- Element-and-box listings
━━━━━━
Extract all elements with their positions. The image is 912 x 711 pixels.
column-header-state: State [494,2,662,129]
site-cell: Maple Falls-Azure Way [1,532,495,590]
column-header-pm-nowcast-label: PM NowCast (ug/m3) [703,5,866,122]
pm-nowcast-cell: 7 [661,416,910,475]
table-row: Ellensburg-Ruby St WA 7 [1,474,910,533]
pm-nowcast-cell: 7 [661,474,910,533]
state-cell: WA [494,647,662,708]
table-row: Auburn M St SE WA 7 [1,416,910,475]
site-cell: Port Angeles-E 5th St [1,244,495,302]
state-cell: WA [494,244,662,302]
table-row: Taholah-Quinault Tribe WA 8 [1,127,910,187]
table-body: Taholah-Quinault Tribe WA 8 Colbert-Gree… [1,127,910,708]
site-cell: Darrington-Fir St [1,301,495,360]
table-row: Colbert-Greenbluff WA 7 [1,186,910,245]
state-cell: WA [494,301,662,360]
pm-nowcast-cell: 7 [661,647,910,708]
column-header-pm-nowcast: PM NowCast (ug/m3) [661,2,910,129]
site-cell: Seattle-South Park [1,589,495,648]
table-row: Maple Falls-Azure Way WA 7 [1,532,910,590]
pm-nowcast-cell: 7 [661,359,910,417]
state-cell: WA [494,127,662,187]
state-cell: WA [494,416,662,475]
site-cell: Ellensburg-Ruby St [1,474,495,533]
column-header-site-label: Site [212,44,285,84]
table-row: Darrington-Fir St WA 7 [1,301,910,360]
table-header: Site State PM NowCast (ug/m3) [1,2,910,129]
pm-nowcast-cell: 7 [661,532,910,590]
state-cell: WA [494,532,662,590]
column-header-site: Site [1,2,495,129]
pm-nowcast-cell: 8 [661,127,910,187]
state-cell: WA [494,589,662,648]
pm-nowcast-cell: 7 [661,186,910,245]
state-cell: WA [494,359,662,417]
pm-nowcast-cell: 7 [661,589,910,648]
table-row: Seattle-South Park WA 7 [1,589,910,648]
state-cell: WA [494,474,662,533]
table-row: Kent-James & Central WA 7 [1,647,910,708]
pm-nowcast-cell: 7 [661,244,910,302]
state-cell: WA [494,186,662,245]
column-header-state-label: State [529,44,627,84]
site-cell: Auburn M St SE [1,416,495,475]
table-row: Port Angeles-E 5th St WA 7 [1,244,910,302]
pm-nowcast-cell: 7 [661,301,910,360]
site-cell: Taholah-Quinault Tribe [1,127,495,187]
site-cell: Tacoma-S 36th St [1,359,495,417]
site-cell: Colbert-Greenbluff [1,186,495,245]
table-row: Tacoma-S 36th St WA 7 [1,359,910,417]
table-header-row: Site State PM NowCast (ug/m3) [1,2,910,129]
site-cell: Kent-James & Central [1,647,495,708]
━━━━━━
- STATED GOAL
List every line of the records above that contains the string "Maple", treating uppercase and lowercase letters as distinct.

- RESULT BELOW
site-cell: Maple Falls-Azure Way [1,532,495,590]
table-row: Maple Falls-Azure Way WA 7 [1,532,910,590]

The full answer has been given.